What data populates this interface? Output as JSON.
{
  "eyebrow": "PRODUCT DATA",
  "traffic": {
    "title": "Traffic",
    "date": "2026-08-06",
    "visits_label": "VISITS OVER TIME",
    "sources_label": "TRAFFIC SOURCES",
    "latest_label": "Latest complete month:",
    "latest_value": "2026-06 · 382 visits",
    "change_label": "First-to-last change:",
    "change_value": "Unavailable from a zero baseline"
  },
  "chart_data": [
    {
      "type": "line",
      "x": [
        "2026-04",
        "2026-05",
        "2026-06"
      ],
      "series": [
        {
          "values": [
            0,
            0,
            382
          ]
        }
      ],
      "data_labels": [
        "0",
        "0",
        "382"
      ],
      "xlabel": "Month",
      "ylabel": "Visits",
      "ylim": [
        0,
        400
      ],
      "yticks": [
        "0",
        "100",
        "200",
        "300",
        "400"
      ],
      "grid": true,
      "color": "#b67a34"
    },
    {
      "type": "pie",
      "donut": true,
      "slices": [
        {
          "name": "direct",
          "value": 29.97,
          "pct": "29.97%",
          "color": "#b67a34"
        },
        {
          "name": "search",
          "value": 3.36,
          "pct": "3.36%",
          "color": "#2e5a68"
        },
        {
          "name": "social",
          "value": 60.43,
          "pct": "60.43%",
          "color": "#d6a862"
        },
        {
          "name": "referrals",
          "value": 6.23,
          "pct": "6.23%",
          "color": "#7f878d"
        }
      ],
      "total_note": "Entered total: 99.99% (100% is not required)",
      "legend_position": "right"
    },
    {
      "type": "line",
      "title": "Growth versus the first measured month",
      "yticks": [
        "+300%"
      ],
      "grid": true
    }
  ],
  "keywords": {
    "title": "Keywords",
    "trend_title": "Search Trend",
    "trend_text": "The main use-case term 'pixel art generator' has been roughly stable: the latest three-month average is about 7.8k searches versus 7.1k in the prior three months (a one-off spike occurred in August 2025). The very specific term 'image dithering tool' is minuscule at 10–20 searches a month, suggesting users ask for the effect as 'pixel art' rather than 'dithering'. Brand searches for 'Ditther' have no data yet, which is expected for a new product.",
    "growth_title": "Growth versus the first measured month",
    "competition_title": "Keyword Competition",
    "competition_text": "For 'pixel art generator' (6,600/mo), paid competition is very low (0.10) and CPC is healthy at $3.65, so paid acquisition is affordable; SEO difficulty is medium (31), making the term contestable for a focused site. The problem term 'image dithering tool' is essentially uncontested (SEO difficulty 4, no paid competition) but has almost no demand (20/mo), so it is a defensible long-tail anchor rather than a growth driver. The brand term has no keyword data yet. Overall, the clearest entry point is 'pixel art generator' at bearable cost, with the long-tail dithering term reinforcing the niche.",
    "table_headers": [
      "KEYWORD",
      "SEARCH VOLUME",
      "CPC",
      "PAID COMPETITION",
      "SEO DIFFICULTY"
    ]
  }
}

----

• [WHAT IS ASKED]:
Write out the listing once more, matching it exactly.

• [THE ANSWER]:
What data populates this interface? Output as JSON.
{
  "eyebrow": "PRODUCT DATA",
  "traffic": {
    "title": "Traffic",
    "date": "2026-08-06",
    "visits_label": "VISITS OVER TIME",
    "sources_label": "TRAFFIC SOURCES",
    "latest_label": "Latest complete month:",
    "latest_value": "2026-06 · 382 visits",
    "change_label": "First-to-last change:",
    "change_value": "Unavailable from a zero baseline"
  },
  "chart_data": [
    {
      "type": "line",
      "x": [
        "2026-04",
        "2026-05",
        "2026-06"
      ],
      "series": [
        {
          "values": [
            0,
            0,
            382
          ]
        }
      ],
      "data_labels": [
        "0",
        "0",
        "382"
      ],
      "xlabel": "Month",
      "ylabel": "Visits",
      "ylim": [
        0,
        400
      ],
      "yticks": [
        "0",
        "100",
        "200",
        "300",
        "400"
      ],
      "grid": true,
      "color": "#b67a34"
    },
    {
      "type": "pie",
      "donut": true,
      "slices": [
        {
          "name": "direct",
          "value": 29.97,
          "pct": "29.97%",
          "color": "#b67a34"
        },
        {
          "name": "search",
          "value": 3.36,
          "pct": "3.36%",
          "color": "#2e5a68"
        },
        {
          "name": "social",
          "value": 60.43,
          "pct": "60.43%",
          "color": "#d6a862"
        },
        {
          "name": "referrals",
          "value": 6.23,
          "pct": "6.23%",
          "color": "#7f878d"
        }
      ],
      "total_note": "Entered total: 99.99% (100% is not required)",
      "legend_position": "right"
    },
    {
      "type": "line",
      "title": "Growth versus the first measured month",
      "yticks": [
        "+300%"
      ],
      "grid": true
    }
  ],
  "keywords": {
    "title": "Keywords",
    "trend_title": "Search Trend",
    "trend_text": "The main use-case term 'pixel art generator' has been roughly stable: the latest three-month average is about 7.8k searches versus 7.1k in the prior three months (a one-off spike occurred in August 2025). The very specific term 'image dithering tool' is minuscule at 10–20 searches a month, suggesting users ask for the effect as 'pixel art' rather than 'dithering'. Brand searches for 'Ditther' have no data yet, which is expected for a new product.",
    "growth_title": "Growth versus the first measured month",
    "competition_title": "Keyword Competition",
    "competition_text": "For 'pixel art generator' (6,600/mo), paid competition is very low (0.10) and CPC is healthy at $3.65, so paid acquisition is affordable; SEO difficulty is medium (31), making the term contestable for a focused site. The problem term 'image dithering tool' is essentially uncontested (SEO difficulty 4, no paid competition) but has almost no demand (20/mo), so it is a defensible long-tail anchor rather than a growth driver. The brand term has no keyword data yet. Overall, the clearest entry point is 'pixel art generator' at bearable cost, with the long-tail dithering term reinforcing the niche.",
    "table_headers": [
      "KEYWORD",
      "SEARCH VOLUME",
      "CPC",
      "PAID COMPETITION",
      "SEO DIFFICULTY"
    ]
  }
}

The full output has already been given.